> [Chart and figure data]
↓

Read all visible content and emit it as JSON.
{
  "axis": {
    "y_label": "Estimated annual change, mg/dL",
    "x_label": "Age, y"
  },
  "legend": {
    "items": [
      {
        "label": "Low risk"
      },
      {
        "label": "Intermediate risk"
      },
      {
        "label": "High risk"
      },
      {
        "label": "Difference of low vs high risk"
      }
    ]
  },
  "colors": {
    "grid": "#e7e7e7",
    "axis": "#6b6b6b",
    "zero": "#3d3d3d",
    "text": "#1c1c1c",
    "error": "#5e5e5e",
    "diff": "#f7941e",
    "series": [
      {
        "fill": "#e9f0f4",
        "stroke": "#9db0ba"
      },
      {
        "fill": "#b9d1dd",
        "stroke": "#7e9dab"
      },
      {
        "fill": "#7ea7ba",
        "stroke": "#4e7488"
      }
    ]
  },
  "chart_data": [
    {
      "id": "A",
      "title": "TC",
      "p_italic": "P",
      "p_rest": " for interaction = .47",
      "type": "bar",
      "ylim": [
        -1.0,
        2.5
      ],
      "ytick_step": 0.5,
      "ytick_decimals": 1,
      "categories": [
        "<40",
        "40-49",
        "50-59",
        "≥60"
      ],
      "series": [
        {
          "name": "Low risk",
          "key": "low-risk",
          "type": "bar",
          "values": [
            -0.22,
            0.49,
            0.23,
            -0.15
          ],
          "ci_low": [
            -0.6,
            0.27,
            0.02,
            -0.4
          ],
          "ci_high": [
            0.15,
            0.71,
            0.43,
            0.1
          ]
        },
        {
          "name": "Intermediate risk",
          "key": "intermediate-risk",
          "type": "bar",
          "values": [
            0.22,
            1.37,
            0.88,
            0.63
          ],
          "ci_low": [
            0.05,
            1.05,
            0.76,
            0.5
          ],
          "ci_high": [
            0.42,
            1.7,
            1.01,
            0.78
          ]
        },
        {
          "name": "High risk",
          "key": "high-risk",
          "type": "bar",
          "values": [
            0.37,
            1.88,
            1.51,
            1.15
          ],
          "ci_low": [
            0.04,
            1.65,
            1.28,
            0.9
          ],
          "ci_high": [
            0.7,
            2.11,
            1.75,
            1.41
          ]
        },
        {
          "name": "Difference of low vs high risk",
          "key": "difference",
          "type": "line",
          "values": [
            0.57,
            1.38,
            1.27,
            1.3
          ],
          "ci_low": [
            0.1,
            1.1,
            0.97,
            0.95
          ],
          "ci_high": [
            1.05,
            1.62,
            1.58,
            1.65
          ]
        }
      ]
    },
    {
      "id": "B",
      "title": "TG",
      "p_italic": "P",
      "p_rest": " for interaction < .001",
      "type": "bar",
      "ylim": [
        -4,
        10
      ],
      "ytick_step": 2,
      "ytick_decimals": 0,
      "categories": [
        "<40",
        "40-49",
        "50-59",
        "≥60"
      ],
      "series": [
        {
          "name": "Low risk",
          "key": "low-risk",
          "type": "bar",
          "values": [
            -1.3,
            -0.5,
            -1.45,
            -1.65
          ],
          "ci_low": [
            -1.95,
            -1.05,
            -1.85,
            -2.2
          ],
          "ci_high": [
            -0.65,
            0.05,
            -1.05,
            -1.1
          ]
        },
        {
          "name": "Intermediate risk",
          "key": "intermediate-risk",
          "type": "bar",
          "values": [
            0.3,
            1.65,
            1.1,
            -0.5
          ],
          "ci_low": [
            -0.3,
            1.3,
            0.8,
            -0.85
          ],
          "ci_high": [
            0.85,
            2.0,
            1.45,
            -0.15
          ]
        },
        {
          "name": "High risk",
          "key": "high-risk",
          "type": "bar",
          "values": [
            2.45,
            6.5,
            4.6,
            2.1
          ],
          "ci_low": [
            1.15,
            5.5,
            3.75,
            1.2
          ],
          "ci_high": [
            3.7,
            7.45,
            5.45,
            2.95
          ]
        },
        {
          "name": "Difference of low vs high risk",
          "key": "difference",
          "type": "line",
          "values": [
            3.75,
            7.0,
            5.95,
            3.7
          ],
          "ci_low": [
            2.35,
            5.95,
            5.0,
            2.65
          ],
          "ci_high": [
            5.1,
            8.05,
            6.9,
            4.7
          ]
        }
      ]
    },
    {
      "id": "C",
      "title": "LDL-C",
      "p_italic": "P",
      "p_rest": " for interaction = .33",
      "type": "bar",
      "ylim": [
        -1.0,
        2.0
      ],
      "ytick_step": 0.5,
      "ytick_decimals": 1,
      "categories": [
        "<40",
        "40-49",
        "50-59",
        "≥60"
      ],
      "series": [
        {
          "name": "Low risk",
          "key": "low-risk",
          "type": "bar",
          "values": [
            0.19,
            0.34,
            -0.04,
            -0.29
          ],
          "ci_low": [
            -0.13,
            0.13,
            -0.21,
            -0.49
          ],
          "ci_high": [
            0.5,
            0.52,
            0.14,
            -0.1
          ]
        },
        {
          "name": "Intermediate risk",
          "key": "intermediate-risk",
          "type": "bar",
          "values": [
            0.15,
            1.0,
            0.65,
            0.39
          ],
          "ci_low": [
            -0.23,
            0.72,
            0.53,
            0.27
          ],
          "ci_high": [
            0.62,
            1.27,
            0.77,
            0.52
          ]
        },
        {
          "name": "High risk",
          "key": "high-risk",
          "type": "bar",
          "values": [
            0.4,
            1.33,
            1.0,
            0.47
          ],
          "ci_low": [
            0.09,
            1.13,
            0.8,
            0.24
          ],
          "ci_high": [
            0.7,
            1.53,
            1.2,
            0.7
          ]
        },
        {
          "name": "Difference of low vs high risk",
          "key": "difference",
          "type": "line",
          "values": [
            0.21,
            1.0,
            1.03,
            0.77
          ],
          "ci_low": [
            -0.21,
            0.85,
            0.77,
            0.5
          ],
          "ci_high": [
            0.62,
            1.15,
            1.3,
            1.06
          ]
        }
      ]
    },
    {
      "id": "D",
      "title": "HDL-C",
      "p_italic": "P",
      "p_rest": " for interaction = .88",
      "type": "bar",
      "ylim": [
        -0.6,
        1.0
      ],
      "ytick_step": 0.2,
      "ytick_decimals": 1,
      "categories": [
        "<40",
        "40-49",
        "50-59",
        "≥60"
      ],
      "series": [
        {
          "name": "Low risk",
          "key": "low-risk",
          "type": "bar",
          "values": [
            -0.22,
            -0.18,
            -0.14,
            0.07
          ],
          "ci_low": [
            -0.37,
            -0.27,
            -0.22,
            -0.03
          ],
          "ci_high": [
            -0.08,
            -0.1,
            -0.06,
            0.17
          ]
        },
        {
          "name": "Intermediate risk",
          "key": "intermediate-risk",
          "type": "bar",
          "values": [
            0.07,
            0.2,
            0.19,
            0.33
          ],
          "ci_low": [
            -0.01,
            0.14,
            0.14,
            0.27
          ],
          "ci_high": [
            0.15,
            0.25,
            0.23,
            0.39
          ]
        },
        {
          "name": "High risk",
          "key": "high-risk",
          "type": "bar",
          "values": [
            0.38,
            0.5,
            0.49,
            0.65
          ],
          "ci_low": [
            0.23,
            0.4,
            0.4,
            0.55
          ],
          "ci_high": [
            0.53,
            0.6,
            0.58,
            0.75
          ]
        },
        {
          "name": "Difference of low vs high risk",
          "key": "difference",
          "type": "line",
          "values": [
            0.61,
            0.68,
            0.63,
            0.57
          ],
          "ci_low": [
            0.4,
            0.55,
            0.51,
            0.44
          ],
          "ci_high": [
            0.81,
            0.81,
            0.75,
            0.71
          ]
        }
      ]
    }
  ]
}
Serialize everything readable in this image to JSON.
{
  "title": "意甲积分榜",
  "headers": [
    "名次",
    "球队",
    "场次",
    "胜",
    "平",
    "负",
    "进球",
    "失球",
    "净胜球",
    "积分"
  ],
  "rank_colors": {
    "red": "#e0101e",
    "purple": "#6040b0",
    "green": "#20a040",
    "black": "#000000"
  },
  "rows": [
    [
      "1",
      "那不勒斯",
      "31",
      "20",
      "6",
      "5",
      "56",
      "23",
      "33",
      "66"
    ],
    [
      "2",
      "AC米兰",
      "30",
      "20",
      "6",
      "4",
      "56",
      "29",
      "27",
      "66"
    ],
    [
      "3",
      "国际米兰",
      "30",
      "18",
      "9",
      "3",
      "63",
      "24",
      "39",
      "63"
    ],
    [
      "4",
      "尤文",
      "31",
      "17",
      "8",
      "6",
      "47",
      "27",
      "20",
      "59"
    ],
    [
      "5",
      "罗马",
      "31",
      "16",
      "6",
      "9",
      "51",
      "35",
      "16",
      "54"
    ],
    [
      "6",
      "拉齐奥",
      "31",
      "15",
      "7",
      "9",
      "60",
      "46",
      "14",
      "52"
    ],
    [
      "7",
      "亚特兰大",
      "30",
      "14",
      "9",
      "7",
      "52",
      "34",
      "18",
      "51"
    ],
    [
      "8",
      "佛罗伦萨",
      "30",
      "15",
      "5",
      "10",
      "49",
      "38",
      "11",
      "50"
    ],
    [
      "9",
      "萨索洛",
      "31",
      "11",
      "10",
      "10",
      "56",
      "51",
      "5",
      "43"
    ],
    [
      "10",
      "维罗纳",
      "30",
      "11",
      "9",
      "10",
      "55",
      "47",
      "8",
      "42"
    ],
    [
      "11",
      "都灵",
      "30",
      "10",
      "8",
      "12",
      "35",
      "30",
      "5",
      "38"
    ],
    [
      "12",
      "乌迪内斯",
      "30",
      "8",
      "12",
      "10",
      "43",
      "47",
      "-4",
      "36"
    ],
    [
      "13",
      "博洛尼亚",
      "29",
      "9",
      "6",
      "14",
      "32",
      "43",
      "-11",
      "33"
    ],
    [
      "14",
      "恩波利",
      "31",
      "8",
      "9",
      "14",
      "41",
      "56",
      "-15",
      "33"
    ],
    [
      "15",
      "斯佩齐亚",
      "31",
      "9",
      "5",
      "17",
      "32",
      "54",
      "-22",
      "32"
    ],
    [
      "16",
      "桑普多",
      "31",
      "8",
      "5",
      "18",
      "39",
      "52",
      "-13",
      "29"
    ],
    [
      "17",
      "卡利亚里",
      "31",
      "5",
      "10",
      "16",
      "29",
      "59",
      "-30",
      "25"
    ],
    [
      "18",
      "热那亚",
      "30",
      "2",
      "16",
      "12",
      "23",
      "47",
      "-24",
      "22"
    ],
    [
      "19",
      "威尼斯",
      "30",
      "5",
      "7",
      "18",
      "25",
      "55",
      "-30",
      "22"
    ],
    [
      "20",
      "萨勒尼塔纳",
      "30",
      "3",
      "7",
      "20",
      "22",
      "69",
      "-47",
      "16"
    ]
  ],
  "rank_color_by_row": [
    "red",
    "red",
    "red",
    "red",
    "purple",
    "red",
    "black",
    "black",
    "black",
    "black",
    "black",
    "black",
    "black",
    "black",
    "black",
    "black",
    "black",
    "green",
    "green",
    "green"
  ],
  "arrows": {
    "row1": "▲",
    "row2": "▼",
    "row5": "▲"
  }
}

↑

> [Task description] Where a line holds "title", copy that line.

> [Result]
      "title": "TC",
      "title": "TG",
      "title": "LDL-C",
      "title": "HDL-C",
  "title": "意甲积分榜",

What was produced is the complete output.